Records for processing:
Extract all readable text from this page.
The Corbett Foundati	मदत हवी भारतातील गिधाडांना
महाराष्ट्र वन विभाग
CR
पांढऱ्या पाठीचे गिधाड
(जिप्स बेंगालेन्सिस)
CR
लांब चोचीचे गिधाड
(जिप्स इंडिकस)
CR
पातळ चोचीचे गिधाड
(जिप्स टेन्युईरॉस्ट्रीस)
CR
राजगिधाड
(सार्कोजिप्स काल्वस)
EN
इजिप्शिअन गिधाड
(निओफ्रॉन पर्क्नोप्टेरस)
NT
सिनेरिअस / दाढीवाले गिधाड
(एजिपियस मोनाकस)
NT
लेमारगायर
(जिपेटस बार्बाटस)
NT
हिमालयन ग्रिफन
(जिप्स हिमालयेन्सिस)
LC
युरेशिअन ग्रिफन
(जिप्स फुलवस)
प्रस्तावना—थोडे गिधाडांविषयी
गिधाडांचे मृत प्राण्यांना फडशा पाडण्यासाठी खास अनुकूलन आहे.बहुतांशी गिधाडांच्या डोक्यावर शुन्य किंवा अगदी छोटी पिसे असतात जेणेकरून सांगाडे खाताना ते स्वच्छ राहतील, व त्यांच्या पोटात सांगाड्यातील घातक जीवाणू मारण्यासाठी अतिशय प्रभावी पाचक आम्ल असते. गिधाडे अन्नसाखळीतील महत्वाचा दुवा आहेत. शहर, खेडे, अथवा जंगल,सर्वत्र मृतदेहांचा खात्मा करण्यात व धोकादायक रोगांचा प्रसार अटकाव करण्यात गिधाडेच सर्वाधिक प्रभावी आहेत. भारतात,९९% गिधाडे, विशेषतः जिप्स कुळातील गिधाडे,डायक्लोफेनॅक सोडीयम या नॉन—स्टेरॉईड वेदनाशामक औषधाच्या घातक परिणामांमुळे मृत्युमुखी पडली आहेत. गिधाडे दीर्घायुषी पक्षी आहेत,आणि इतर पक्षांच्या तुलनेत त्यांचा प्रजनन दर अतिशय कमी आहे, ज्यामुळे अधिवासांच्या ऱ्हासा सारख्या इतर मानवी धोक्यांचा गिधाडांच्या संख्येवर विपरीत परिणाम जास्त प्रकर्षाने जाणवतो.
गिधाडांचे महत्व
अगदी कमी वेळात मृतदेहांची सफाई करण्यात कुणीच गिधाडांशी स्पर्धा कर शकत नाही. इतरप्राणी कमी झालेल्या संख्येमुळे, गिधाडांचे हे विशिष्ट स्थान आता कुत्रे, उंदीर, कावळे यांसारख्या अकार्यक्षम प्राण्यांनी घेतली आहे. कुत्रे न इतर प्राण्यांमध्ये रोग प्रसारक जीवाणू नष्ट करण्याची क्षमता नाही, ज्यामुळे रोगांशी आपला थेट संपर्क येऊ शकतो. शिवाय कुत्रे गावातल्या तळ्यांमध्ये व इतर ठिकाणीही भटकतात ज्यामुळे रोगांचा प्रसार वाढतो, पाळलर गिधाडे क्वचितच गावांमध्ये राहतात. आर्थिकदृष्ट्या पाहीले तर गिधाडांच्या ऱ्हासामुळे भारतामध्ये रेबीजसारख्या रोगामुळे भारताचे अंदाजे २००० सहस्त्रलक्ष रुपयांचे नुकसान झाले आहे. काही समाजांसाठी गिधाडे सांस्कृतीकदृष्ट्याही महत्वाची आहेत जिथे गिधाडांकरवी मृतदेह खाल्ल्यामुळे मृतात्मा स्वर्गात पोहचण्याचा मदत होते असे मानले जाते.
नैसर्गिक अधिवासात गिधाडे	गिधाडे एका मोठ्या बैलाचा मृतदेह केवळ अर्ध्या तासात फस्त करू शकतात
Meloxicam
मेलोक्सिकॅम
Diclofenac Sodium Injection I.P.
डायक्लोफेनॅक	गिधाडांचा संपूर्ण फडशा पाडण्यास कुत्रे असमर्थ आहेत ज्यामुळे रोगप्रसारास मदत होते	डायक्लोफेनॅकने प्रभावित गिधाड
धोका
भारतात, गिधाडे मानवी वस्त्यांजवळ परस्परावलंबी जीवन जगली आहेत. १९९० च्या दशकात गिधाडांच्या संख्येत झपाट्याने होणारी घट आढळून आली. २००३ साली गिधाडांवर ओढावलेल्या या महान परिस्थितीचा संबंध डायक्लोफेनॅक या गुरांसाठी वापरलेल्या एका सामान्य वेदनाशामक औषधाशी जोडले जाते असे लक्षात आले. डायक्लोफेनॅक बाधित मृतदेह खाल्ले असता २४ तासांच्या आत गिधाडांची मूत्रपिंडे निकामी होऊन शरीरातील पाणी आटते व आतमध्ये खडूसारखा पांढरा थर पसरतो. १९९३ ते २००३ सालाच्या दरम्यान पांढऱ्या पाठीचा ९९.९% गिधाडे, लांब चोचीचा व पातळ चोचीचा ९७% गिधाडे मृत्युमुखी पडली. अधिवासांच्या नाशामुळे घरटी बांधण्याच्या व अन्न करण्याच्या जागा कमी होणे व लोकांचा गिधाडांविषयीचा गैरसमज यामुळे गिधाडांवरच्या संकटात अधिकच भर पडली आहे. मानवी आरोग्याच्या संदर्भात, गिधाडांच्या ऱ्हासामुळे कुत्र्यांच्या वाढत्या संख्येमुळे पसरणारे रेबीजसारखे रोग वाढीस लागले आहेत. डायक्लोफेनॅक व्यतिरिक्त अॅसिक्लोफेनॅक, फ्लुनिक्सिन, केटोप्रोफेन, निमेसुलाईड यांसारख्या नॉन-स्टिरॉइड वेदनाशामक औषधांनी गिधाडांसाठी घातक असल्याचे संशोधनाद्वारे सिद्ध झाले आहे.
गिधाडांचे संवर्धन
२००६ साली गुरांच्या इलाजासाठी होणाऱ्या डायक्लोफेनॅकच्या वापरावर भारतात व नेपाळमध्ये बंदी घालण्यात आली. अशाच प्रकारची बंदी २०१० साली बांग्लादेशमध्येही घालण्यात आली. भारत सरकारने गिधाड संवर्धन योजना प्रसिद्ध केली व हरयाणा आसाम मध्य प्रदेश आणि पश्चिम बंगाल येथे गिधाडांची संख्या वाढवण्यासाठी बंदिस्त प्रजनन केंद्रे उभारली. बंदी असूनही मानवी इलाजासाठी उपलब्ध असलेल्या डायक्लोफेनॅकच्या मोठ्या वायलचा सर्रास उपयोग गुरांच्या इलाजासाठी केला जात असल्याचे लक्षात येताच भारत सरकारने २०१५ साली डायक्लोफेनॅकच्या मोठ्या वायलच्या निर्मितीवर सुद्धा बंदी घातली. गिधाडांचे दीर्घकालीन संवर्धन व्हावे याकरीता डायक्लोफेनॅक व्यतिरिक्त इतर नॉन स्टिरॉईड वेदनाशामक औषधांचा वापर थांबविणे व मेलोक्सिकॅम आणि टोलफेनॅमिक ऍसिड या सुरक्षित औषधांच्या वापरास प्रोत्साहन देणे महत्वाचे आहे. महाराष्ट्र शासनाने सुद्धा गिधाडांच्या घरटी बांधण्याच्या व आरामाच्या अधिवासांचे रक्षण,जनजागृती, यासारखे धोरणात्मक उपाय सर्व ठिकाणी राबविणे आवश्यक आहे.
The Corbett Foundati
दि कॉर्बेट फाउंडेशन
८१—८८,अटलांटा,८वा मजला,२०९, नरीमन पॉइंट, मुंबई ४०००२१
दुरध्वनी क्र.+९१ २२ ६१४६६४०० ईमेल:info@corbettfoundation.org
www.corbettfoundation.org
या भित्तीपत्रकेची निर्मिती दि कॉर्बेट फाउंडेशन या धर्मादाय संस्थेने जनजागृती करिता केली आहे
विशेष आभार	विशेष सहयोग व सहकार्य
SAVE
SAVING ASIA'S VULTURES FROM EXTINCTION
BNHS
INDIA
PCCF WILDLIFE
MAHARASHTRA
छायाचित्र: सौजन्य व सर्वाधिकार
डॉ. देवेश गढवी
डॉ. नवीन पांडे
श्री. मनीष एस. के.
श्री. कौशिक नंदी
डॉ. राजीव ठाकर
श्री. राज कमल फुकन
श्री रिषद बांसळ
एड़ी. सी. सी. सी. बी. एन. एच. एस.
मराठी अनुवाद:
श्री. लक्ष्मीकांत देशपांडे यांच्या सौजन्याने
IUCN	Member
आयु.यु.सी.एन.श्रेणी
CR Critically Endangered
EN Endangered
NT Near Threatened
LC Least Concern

Direction: Find the word "corbettfoundation" in the data and copy out each line where it turns up.

Task response:
दुरध्वनी क्र.+९१ २२ ६१४६६४०० ईमेल:info@corbettfoundation.org
www.corbettfoundation.org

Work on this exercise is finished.